[Saved entries]
--

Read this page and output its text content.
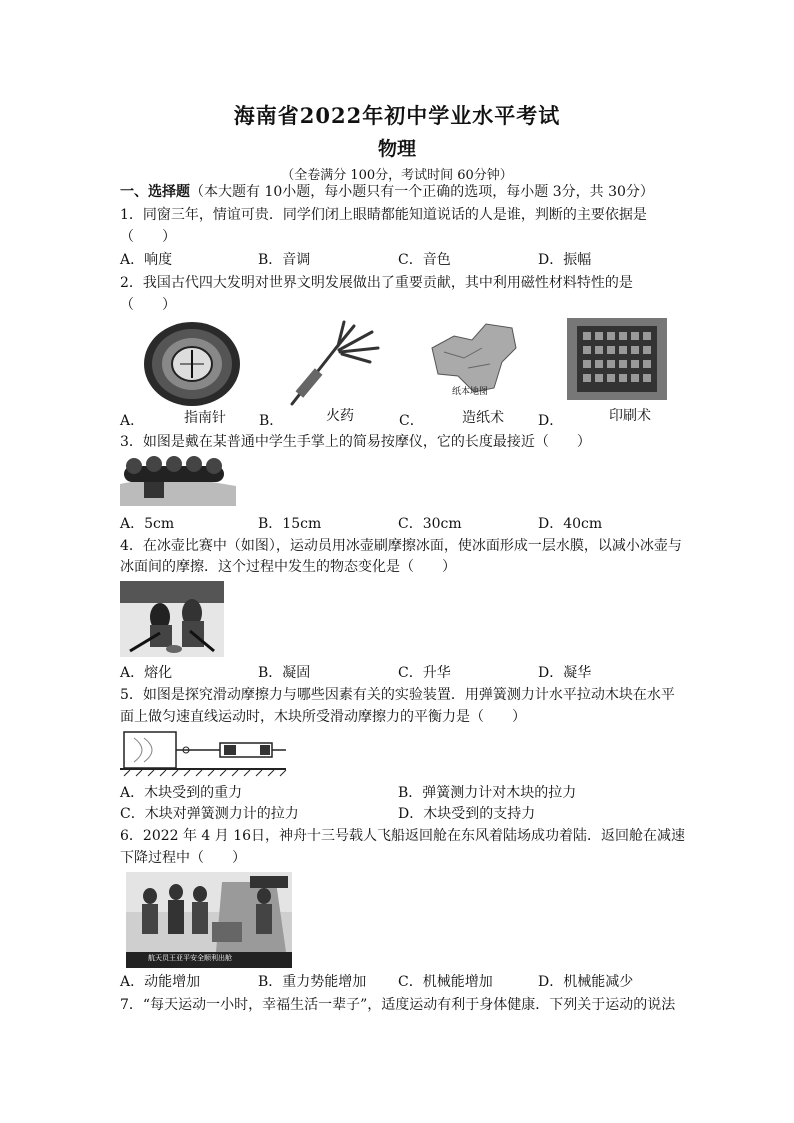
海南省2022年初中学业水平考试
物理
（全卷满分 100分，考试时间 60分钟）
一、选择题（本大题有 10小题，每小题只有一个正确的选项，每小题 3分，共 30分）
1．同窗三年，情谊可贵．同学们闭上眼睛都能知道说话的人是谁，判断的主要依据是
（　　）
A．响度	B．音调	C．音色	D．振幅
2．我国古代四大发明对世界文明发展做出了重要贡献，其中利用磁性材料特性的是
（　　）
A．	指南针 B．	火药
纸本地图
C．	造纸术 D．	印刷术
3．如图是戴在某普通中学生手掌上的简易按摩仪，它的长度最接近（　　）
A．5cm	B．15cm	C．30cm	D．40cm
4．在冰壶比赛中（如图），运动员用冰壶刷摩擦冰面，使冰面形成一层水膜，以减小冰壶与
冰面间的摩擦．这个过程中发生的物态变化是（　　）
A．熔化	B．凝固	C．升华	D．凝华
5．如图是探究滑动摩擦力与哪些因素有关的实验装置．用弹簧测力计水平拉动木块在水平
面上做匀速直线运动时，木块所受滑动摩擦力的平衡力是（　　）
A．木块受到的重力	B．弹簧测力计对木块的拉力
C．木块对弹簧测力计的拉力	D．木块受到的支持力
6．2022 年 4 月 16日，神舟十三号载人飞船返回舱在东风着陆场成功着陆．返回舱在减速
下降过程中（　　）
航天员王亚平安全顺利出舱
A．动能增加	B．重力势能增加 C．机械能增加	D．机械能减少
7．“每天运动一小时，幸福生活一辈子”，适度运动有利于身体健康．下列关于运动的说法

--

> _WRITTEN TASK_: Quote the records in their entirety, keeping the wording exact and excluding pictures.

> _EXPECTED ANSWER_:
Read this page and output its text content.
海南省2022年初中学业水平考试
物理
（全卷满分 100分，考试时间 60分钟）
一、选择题（本大题有 10小题，每小题只有一个正确的选项，每小题 3分，共 30分）
1．同窗三年，情谊可贵．同学们闭上眼睛都能知道说话的人是谁，判断的主要依据是
（　　）
A．响度	B．音调	C．音色	D．振幅
2．我国古代四大发明对世界文明发展做出了重要贡献，其中利用磁性材料特性的是
（　　）
A．	指南针 B．	火药
纸本地图
C．	造纸术 D．	印刷术
3．如图是戴在某普通中学生手掌上的简易按摩仪，它的长度最接近（　　）
A．5cm	B．15cm	C．30cm	D．40cm
4．在冰壶比赛中（如图），运动员用冰壶刷摩擦冰面，使冰面形成一层水膜，以减小冰壶与
冰面间的摩擦．这个过程中发生的物态变化是（　　）
A．熔化	B．凝固	C．升华	D．凝华
5．如图是探究滑动摩擦力与哪些因素有关的实验装置．用弹簧测力计水平拉动木块在水平
面上做匀速直线运动时，木块所受滑动摩擦力的平衡力是（　　）
A．木块受到的重力	B．弹簧测力计对木块的拉力
C．木块对弹簧测力计的拉力	D．木块受到的支持力
6．2022 年 4 月 16日，神舟十三号载人飞船返回舱在东风着陆场成功着陆．返回舱在减速
下降过程中（　　）
航天员王亚平安全顺利出舱
A．动能增加	B．重力势能增加 C．机械能增加	D．机械能减少
7．“每天运动一小时，幸福生活一辈子”，适度运动有利于身体健康．下列关于运动的说法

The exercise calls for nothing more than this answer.